SET TASK:
Using the records provided below, locate and copy each line that contains the word "keys".

** START DATA LINES **

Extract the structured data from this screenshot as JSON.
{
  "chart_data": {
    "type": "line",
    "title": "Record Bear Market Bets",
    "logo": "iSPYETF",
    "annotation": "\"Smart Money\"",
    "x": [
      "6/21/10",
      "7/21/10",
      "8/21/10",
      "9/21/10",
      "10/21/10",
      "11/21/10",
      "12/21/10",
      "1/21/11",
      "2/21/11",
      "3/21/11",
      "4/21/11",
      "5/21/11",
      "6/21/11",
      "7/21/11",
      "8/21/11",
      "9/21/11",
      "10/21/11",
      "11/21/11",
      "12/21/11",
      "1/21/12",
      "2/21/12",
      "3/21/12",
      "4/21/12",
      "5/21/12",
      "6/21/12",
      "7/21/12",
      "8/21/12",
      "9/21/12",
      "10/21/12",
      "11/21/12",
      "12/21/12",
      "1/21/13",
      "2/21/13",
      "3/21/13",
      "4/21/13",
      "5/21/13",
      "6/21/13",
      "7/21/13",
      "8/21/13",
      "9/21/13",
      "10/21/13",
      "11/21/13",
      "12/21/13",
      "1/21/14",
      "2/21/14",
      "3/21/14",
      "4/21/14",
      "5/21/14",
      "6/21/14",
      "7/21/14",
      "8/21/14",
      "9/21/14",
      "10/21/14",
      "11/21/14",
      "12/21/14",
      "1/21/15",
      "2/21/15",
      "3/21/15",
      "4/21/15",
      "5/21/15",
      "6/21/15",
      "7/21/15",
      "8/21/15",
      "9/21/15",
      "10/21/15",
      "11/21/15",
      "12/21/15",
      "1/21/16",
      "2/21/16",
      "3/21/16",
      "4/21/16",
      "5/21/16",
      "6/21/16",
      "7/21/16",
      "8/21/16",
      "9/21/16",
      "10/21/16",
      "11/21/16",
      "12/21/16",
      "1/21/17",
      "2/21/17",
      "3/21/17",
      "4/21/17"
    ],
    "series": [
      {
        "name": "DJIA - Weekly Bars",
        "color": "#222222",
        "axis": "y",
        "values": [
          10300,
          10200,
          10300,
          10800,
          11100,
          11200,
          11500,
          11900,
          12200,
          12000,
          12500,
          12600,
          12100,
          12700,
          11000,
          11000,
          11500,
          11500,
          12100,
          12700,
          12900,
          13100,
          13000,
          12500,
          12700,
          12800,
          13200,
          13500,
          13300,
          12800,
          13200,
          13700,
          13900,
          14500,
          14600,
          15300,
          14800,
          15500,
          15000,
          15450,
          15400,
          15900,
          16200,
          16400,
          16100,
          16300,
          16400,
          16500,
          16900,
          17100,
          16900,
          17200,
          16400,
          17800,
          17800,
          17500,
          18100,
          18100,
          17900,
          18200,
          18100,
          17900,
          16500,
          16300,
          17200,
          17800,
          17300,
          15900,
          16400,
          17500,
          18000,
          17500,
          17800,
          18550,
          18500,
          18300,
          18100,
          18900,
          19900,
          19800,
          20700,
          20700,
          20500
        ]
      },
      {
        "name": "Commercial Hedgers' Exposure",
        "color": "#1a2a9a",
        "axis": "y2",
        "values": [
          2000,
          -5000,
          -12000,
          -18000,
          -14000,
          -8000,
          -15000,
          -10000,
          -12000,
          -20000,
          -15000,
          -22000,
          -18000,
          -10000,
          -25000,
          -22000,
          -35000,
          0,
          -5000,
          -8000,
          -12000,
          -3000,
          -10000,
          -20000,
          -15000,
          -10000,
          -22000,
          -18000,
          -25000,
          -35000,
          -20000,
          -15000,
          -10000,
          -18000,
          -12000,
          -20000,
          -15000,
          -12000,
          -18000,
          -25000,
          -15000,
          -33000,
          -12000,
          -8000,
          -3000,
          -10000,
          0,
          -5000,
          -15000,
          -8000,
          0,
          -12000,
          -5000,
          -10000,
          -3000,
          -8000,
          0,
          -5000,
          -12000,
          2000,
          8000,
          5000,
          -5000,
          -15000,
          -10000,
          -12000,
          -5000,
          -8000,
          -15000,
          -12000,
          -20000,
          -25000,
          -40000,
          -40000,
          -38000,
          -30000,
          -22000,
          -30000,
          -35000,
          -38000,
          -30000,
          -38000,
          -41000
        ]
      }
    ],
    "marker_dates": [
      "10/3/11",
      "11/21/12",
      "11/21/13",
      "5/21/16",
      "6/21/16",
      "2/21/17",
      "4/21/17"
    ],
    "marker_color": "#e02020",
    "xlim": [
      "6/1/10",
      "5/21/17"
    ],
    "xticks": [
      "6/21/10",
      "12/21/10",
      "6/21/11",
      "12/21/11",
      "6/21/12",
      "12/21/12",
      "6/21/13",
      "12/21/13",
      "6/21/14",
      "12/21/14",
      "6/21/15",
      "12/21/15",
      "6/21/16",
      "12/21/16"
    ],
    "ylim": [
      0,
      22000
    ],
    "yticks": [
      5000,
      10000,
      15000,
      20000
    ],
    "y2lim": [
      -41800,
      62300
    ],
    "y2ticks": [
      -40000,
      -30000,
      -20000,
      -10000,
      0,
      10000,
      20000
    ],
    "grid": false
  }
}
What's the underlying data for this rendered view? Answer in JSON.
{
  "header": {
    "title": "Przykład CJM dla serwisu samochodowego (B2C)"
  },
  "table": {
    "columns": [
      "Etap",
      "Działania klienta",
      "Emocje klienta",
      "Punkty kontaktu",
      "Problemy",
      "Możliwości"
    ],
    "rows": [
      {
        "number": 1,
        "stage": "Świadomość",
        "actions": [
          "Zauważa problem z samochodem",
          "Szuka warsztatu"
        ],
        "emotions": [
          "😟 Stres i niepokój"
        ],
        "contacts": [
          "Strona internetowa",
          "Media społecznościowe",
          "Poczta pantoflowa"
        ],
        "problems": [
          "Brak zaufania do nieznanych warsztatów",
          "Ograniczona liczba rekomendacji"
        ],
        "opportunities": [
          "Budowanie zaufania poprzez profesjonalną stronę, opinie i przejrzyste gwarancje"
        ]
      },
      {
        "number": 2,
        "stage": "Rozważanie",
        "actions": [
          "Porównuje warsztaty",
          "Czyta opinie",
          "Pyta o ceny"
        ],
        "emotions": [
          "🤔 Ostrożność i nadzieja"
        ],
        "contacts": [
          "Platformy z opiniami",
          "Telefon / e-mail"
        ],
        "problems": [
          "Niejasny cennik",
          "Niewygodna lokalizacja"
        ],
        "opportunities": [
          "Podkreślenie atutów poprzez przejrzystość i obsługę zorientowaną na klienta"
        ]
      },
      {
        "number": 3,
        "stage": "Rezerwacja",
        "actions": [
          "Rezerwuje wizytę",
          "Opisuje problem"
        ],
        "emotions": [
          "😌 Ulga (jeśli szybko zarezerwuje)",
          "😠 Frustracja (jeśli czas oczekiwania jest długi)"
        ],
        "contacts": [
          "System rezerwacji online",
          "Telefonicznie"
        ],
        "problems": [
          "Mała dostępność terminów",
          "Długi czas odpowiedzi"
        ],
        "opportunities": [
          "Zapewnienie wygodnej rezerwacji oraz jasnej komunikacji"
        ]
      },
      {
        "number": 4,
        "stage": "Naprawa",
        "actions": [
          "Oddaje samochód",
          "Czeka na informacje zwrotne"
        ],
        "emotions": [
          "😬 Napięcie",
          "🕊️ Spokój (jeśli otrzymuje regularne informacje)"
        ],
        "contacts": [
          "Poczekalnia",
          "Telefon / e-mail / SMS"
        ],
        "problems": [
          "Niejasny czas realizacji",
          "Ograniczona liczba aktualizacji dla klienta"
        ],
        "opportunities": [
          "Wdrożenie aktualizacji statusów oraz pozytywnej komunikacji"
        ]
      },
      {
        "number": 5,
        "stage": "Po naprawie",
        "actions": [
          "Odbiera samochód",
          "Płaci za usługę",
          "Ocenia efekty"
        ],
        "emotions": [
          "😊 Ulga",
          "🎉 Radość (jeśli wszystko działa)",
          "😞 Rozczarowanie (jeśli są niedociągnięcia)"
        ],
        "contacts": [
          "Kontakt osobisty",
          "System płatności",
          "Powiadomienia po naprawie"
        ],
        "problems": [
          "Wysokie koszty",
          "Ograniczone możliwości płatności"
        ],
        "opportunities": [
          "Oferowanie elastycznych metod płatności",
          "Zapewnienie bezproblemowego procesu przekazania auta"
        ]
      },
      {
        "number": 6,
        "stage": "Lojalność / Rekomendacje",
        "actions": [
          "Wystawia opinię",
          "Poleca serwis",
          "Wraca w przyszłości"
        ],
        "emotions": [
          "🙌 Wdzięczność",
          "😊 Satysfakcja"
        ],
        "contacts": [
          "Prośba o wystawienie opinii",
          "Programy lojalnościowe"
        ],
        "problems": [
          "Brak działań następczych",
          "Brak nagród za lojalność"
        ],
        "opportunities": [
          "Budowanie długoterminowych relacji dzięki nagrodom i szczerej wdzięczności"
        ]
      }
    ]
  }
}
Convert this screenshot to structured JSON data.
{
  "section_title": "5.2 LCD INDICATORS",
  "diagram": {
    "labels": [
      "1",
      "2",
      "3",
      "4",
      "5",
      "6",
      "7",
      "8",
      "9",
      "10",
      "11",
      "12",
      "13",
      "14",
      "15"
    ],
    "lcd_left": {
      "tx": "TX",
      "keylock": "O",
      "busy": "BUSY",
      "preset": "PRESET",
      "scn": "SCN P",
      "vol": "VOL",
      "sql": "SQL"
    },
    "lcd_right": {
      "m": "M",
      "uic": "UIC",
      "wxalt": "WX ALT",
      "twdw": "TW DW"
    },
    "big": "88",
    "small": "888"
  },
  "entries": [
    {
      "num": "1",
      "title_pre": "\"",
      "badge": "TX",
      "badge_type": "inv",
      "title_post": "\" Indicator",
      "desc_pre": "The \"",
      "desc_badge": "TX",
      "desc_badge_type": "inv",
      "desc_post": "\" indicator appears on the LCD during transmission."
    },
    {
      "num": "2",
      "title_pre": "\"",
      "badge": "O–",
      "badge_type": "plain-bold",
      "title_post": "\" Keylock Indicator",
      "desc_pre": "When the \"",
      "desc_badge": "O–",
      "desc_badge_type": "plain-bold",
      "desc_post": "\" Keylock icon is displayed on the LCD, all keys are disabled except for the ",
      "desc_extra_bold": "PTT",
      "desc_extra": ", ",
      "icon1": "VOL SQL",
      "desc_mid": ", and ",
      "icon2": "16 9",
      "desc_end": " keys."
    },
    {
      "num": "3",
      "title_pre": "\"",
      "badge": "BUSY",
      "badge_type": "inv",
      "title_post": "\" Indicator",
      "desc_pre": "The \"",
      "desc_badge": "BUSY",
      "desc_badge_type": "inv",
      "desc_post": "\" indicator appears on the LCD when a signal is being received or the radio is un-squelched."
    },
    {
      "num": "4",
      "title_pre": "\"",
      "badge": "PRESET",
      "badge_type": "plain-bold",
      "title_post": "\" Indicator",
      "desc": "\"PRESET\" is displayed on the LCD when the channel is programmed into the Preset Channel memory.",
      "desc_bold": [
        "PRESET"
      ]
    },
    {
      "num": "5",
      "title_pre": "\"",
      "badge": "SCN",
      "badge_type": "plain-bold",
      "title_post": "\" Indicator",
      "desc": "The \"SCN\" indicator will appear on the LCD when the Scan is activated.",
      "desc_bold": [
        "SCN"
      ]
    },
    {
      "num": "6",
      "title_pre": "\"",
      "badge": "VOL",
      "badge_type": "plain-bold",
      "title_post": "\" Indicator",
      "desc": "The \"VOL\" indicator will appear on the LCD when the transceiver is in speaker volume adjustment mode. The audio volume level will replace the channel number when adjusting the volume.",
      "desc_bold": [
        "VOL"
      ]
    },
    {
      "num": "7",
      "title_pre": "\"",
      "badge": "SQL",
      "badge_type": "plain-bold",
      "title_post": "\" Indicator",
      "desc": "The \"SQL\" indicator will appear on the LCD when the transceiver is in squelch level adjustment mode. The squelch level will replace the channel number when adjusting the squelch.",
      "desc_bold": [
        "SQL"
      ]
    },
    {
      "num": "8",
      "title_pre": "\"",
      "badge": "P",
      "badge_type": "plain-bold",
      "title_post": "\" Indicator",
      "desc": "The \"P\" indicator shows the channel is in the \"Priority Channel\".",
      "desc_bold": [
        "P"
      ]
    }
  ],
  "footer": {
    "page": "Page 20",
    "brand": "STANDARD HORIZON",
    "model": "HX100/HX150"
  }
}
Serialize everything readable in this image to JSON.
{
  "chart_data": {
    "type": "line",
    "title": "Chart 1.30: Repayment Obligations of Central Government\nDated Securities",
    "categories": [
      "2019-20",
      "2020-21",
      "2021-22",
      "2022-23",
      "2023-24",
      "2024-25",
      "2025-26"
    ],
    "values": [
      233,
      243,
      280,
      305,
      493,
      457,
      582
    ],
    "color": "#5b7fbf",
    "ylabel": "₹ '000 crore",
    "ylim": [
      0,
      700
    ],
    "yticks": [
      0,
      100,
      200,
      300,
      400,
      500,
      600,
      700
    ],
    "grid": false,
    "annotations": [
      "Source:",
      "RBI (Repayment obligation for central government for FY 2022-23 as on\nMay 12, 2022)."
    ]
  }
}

** END DATA LINES **

EXPECTED ANSWER:
      "desc_post": "\" Keylock icon is displayed on the LCD, all keys are disabled except for the ",
      "desc_end": " keys."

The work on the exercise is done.